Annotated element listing
_____
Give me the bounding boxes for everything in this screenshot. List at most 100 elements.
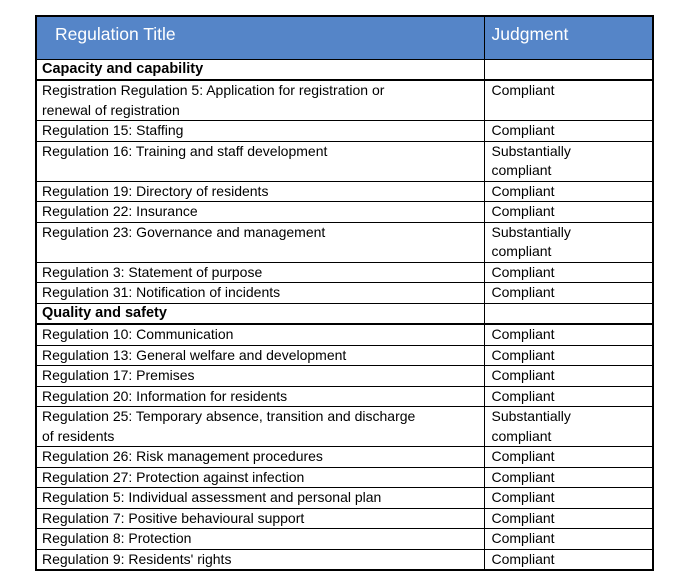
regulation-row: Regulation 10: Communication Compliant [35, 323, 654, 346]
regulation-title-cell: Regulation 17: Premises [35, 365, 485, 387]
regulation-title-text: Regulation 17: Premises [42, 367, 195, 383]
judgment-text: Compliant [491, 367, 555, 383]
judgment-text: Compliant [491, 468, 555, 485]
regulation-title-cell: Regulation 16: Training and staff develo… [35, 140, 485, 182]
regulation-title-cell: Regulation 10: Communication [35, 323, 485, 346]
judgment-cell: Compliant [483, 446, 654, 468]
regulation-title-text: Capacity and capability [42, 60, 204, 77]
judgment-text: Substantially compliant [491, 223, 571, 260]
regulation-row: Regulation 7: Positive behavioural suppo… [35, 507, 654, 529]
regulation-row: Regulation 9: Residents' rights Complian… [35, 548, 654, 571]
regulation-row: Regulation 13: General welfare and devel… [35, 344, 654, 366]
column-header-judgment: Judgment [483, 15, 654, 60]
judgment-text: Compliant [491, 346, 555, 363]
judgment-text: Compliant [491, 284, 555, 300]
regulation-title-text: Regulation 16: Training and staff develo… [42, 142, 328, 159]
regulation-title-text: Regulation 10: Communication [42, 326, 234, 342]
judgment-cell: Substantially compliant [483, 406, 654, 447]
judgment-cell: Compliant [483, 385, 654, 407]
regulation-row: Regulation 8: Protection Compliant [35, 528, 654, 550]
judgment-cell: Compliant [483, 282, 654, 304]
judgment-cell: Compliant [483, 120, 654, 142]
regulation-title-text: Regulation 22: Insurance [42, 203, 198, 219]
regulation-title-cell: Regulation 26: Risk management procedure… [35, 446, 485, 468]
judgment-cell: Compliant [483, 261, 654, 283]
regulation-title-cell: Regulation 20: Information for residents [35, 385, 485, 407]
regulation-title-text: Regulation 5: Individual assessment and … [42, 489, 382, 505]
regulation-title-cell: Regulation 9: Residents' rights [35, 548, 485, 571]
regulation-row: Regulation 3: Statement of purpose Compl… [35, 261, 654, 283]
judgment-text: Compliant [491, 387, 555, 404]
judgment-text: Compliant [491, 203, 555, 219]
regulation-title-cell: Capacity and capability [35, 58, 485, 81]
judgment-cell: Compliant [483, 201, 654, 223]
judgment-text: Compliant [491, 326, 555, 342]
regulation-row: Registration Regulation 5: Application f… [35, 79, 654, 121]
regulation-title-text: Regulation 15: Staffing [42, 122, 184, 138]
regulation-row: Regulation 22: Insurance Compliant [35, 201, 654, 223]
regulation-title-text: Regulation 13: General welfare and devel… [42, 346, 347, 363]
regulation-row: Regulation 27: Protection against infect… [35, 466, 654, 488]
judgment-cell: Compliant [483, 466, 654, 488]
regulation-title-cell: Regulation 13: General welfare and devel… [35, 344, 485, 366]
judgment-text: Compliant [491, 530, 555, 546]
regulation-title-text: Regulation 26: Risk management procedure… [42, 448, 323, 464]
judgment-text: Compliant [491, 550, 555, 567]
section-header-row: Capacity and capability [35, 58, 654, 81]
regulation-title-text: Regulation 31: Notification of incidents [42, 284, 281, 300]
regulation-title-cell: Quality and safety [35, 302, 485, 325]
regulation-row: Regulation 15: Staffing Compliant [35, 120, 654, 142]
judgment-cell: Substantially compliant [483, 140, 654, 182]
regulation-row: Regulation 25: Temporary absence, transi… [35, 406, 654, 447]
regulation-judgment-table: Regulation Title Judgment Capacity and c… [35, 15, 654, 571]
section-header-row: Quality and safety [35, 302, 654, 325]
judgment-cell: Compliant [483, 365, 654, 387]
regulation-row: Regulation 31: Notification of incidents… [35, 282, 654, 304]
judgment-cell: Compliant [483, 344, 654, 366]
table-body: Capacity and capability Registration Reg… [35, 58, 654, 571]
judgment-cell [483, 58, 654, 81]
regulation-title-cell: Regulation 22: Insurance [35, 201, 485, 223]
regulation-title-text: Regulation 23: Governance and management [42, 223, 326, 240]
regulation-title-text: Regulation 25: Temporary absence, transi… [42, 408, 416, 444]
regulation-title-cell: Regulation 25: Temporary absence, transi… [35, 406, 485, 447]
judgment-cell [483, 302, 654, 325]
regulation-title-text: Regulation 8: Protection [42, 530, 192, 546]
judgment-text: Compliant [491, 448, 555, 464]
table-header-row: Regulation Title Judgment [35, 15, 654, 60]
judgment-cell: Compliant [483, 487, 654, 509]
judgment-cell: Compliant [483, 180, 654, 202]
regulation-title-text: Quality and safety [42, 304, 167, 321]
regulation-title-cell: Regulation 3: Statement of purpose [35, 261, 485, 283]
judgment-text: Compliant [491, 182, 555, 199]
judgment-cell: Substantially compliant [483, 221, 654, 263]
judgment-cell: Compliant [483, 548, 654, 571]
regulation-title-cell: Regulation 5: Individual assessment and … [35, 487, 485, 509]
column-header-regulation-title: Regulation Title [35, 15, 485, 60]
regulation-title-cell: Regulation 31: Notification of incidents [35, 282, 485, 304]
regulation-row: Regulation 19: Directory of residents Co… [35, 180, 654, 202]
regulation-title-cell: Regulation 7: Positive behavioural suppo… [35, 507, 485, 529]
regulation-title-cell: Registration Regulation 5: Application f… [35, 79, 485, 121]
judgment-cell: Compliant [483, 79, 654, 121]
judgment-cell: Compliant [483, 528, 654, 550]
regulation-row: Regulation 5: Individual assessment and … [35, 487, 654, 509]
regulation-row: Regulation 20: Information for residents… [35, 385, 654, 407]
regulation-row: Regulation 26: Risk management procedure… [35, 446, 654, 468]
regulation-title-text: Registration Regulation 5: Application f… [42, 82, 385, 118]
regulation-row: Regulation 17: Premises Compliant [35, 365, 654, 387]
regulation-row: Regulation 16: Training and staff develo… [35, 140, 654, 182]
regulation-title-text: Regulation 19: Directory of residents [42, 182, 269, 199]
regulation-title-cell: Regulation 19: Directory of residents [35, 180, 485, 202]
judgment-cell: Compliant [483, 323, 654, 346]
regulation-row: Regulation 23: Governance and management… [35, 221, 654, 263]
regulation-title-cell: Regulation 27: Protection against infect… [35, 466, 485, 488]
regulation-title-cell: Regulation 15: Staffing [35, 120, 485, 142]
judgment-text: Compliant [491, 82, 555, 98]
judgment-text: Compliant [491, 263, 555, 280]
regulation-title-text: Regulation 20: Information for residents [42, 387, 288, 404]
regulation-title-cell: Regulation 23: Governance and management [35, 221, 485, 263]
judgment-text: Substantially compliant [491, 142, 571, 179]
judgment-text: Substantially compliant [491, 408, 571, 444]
_____
» Problem to work on
Reproduce verbatim the stretch of the listing from the line containing "regulation-row: Regulation 10: Communication" through the line containing "regulation-row: Regulation 3: Statement", including both of those lines.

» Written solution
regulation-row: Regulation 10: Communication Compliant [35, 323, 654, 346]
regulation-title-cell: Regulation 17: Premises [35, 365, 485, 387]
regulation-title-text: Regulation 17: Premises [42, 367, 195, 383]
judgment-text: Compliant [491, 367, 555, 383]
judgment-text: Compliant [491, 468, 555, 485]
regulation-title-cell: Regulation 16: Training and staff develo… [35, 140, 485, 182]
regulation-title-cell: Regulation 10: Communication [35, 323, 485, 346]
judgment-cell: Compliant [483, 446, 654, 468]
regulation-title-text: Capacity and capability [42, 60, 204, 77]
judgment-text: Substantially compliant [491, 223, 571, 260]
regulation-row: Regulation 7: Positive behavioural suppo… [35, 507, 654, 529]
regulation-row: Regulation 9: Residents' rights Complian… [35, 548, 654, 571]
regulation-row: Regulation 13: General welfare and devel… [35, 344, 654, 366]
column-header-judgment: Judgment [483, 15, 654, 60]
judgment-text: Compliant [491, 346, 555, 363]
judgment-text: Compliant [491, 284, 555, 300]
regulation-title-text: Regulation 16: Training and staff develo… [42, 142, 328, 159]
regulation-title-text: Regulation 10: Communication [42, 326, 234, 342]
judgment-cell: Substantially compliant [483, 406, 654, 447]
judgment-cell: Compliant [483, 385, 654, 407]
regulation-row: Regulation 8: Protection Compliant [35, 528, 654, 550]
judgment-cell: Compliant [483, 282, 654, 304]
judgment-cell: Compliant [483, 120, 654, 142]
regulation-title-text: Regulation 22: Insurance [42, 203, 198, 219]
regulation-title-cell: Regulation 26: Risk management procedure… [35, 446, 485, 468]
judgment-cell: Compliant [483, 261, 654, 283]
regulation-title-cell: Regulation 20: Information for residents [35, 385, 485, 407]
regulation-title-text: Regulation 5: Individual assessment and … [42, 489, 382, 505]
regulation-title-cell: Regulation 9: Residents' rights [35, 548, 485, 571]
regulation-row: Regulation 3: Statement of purpose Compl… [35, 261, 654, 283]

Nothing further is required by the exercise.